**Prompt:** Scan the entries below and extract each line with the word "Control" in it.

**Data shown:**
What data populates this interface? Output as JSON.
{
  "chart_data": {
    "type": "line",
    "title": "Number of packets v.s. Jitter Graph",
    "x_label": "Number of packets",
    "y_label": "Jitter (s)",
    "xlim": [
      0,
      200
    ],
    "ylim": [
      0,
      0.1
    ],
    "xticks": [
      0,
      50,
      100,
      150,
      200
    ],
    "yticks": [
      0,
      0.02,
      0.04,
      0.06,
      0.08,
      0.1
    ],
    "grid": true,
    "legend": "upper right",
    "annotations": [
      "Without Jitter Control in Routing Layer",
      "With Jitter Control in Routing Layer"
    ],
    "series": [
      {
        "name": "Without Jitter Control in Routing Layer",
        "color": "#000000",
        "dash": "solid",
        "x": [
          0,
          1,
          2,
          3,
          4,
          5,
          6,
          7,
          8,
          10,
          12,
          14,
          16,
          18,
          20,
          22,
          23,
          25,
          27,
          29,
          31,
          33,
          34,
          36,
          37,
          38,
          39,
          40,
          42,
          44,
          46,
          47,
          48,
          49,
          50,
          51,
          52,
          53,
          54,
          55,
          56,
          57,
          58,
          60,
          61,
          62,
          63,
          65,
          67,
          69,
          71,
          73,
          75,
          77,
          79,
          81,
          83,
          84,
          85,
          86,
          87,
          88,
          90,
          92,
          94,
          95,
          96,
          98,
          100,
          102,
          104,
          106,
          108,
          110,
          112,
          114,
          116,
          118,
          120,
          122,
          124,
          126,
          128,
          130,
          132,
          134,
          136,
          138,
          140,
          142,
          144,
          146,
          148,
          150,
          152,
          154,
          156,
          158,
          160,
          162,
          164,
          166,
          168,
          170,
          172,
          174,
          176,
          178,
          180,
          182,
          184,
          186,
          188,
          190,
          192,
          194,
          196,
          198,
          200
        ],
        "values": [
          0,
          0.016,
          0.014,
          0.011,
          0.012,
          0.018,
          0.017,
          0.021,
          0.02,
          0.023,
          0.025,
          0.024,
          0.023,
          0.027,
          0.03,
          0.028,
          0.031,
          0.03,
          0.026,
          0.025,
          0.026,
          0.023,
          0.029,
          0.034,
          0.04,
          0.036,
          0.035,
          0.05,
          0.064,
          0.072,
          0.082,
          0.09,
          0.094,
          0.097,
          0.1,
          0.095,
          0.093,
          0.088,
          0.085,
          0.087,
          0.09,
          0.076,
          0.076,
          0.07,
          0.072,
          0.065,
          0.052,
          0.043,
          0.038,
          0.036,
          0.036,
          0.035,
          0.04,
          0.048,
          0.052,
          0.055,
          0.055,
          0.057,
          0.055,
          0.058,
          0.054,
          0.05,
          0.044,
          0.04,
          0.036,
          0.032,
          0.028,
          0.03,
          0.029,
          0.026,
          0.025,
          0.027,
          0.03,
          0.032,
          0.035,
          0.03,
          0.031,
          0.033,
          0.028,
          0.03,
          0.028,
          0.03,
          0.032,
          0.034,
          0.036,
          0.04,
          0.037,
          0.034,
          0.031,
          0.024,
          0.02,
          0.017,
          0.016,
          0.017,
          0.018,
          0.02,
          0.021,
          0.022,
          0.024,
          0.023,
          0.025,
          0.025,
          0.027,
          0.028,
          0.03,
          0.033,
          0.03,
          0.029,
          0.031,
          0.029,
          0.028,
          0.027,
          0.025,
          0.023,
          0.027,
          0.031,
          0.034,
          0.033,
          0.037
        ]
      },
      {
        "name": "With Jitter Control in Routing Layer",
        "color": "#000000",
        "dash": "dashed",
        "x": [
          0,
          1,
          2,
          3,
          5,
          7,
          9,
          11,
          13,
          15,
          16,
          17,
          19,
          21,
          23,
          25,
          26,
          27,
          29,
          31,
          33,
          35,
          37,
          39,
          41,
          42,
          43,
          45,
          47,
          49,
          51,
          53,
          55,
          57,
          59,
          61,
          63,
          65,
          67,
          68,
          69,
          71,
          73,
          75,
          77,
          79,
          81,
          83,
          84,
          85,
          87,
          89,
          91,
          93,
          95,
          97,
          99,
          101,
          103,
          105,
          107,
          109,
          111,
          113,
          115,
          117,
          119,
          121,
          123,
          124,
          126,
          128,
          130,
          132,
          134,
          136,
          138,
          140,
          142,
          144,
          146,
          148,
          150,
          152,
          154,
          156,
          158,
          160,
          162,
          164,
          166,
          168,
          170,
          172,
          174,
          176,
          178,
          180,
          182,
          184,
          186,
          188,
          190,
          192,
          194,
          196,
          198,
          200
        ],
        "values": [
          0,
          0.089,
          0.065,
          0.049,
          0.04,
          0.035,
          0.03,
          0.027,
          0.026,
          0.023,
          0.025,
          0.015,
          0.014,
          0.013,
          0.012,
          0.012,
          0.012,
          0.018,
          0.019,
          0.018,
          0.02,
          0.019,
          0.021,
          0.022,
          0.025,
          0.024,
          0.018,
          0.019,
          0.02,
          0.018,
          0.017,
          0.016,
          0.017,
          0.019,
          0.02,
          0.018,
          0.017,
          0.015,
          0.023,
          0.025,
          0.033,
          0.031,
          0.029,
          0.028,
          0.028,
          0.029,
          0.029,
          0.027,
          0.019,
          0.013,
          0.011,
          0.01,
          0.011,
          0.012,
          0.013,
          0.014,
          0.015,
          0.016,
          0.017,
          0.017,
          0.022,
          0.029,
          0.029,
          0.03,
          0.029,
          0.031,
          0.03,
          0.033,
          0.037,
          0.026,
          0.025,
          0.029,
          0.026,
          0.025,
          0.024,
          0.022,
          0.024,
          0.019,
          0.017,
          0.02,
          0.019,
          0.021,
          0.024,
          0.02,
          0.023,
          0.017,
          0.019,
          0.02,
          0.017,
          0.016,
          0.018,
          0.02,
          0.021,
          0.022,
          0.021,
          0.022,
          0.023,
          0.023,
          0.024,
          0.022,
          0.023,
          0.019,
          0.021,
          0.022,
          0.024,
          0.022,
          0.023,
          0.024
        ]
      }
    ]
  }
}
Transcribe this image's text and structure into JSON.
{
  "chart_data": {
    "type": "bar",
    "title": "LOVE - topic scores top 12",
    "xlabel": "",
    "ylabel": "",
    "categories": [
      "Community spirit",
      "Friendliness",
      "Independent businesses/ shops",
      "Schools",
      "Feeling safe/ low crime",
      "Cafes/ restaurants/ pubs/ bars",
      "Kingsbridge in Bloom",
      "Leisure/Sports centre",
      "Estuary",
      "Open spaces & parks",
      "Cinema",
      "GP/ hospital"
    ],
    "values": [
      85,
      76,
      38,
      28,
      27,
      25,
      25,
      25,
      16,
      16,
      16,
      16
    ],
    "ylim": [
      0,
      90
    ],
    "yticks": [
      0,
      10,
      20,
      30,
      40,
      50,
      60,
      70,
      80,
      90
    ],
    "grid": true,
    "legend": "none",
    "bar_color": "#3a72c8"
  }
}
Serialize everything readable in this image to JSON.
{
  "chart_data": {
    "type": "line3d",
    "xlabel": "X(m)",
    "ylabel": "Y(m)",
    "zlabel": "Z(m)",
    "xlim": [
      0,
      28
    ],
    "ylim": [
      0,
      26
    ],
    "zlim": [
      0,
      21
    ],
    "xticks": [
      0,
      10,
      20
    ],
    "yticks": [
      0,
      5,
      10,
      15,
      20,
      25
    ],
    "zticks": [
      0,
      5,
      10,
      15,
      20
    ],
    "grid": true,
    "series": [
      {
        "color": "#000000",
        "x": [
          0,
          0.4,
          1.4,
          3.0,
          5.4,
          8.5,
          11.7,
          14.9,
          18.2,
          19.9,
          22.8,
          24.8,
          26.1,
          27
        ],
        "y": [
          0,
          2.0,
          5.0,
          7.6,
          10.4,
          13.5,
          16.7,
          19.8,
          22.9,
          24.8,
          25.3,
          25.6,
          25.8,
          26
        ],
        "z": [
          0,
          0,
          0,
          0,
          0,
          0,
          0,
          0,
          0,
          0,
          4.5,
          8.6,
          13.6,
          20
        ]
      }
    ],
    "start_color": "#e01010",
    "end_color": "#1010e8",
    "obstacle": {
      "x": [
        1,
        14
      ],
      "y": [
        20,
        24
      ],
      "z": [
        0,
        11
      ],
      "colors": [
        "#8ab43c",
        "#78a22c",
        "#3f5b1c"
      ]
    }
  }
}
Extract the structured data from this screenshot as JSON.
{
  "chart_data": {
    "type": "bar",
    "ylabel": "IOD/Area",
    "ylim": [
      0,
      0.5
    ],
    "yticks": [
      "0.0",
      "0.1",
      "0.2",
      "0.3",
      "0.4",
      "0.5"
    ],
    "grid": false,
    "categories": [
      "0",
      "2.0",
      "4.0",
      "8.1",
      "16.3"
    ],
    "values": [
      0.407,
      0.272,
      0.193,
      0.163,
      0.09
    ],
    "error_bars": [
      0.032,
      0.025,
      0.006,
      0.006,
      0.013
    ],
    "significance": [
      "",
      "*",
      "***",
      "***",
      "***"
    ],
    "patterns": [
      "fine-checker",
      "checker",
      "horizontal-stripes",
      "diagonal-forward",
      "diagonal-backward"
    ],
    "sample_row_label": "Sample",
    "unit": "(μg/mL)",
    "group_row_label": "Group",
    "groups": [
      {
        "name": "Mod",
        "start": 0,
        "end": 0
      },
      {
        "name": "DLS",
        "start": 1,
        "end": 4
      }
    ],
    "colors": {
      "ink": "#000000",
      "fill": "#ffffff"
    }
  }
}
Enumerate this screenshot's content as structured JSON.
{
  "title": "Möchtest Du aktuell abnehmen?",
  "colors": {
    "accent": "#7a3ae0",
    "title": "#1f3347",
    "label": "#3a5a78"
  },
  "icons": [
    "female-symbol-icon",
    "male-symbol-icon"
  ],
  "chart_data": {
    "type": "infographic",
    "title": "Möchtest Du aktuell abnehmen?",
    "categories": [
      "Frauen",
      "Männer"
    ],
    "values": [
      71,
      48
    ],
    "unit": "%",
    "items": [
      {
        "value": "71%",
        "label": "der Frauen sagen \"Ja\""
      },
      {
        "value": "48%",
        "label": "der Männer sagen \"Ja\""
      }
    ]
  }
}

**Expected answer:**
      "Without Jitter Control in Routing Layer",
      "With Jitter Control in Routing Layer"
        "name": "Without Jitter Control in Routing Layer",
        "name": "With Jitter Control in Routing Layer",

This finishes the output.